*Task*:
Extract all data as written.

*Material provided*:
--------------------------------

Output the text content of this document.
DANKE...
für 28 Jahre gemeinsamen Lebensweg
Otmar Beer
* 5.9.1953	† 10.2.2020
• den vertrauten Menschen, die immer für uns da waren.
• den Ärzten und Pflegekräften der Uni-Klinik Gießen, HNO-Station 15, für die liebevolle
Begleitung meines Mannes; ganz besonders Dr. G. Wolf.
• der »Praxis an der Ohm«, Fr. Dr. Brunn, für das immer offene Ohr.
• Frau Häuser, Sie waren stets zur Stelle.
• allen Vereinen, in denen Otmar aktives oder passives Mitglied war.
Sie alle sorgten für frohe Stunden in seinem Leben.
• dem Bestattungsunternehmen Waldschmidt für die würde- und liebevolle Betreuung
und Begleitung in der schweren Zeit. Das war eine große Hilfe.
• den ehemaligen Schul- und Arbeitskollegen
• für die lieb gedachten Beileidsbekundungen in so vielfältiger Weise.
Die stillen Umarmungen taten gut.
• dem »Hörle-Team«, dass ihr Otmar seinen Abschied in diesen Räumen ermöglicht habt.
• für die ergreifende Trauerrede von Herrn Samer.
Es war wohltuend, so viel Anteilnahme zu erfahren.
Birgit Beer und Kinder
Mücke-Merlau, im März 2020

--------------------------------

*Output below*:
Output the text content of this document.
DANKE...
für 28 Jahre gemeinsamen Lebensweg
Otmar Beer
* 5.9.1953	† 10.2.2020
• den vertrauten Menschen, die immer für uns da waren.
• den Ärzten und Pflegekräften der Uni-Klinik Gießen, HNO-Station 15, für die liebevolle
Begleitung meines Mannes; ganz besonders Dr. G. Wolf.
• der »Praxis an der Ohm«, Fr. Dr. Brunn, für das immer offene Ohr.
• Frau Häuser, Sie waren stets zur Stelle.
• allen Vereinen, in denen Otmar aktives oder passives Mitglied war.
Sie alle sorgten für frohe Stunden in seinem Leben.
• dem Bestattungsunternehmen Waldschmidt für die würde- und liebevolle Betreuung
und Begleitung in der schweren Zeit. Das war eine große Hilfe.
• den ehemaligen Schul- und Arbeitskollegen
• für die lieb gedachten Beileidsbekundungen in so vielfältiger Weise.
Die stillen Umarmungen taten gut.
• dem »Hörle-Team«, dass ihr Otmar seinen Abschied in diesen Räumen ermöglicht habt.
• für die ergreifende Trauerrede von Herrn Samer.
Es war wohltuend, so viel Anteilnahme zu erfahren.
Birgit Beer und Kinder
Mücke-Merlau, im März 2020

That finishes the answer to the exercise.